■ **GIVEN REQUEST**: Transcribe all of the records precisely as they are presented.

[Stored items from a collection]
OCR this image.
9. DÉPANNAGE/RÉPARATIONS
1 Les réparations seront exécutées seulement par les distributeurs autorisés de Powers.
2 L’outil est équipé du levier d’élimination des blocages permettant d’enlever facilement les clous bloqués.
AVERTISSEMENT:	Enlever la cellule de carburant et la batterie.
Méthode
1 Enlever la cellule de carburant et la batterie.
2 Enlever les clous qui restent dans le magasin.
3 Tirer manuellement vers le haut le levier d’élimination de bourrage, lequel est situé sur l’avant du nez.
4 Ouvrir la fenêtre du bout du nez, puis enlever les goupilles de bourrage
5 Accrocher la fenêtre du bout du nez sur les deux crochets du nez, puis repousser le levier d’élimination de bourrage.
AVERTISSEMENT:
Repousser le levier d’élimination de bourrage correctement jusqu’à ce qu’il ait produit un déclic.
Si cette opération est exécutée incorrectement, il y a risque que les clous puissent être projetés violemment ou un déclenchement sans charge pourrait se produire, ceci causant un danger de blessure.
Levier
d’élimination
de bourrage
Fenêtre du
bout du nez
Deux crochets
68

■ **SOLUTION TO THE PROBLEM**:
OCR this image.
9. DÉPANNAGE/RÉPARATIONS
1 Les réparations seront exécutées seulement par les distributeurs autorisés de Powers.
2 L’outil est équipé du levier d’élimination des blocages permettant d’enlever facilement les clous bloqués.
AVERTISSEMENT:	Enlever la cellule de carburant et la batterie.
Méthode
1 Enlever la cellule de carburant et la batterie.
2 Enlever les clous qui restent dans le magasin.
3 Tirer manuellement vers le haut le levier d’élimination de bourrage, lequel est situé sur l’avant du nez.
4 Ouvrir la fenêtre du bout du nez, puis enlever les goupilles de bourrage
5 Accrocher la fenêtre du bout du nez sur les deux crochets du nez, puis repousser le levier d’élimination de bourrage.
AVERTISSEMENT:
Repousser le levier d’élimination de bourrage correctement jusqu’à ce qu’il ait produit un déclic.
Si cette opération est exécutée incorrectement, il y a risque que les clous puissent être projetés violemment ou un déclenchement sans charge pourrait se produire, ceci causant un danger de blessure.
Levier
d’élimination
de bourrage
Fenêtre du
bout du nez
Deux crochets
68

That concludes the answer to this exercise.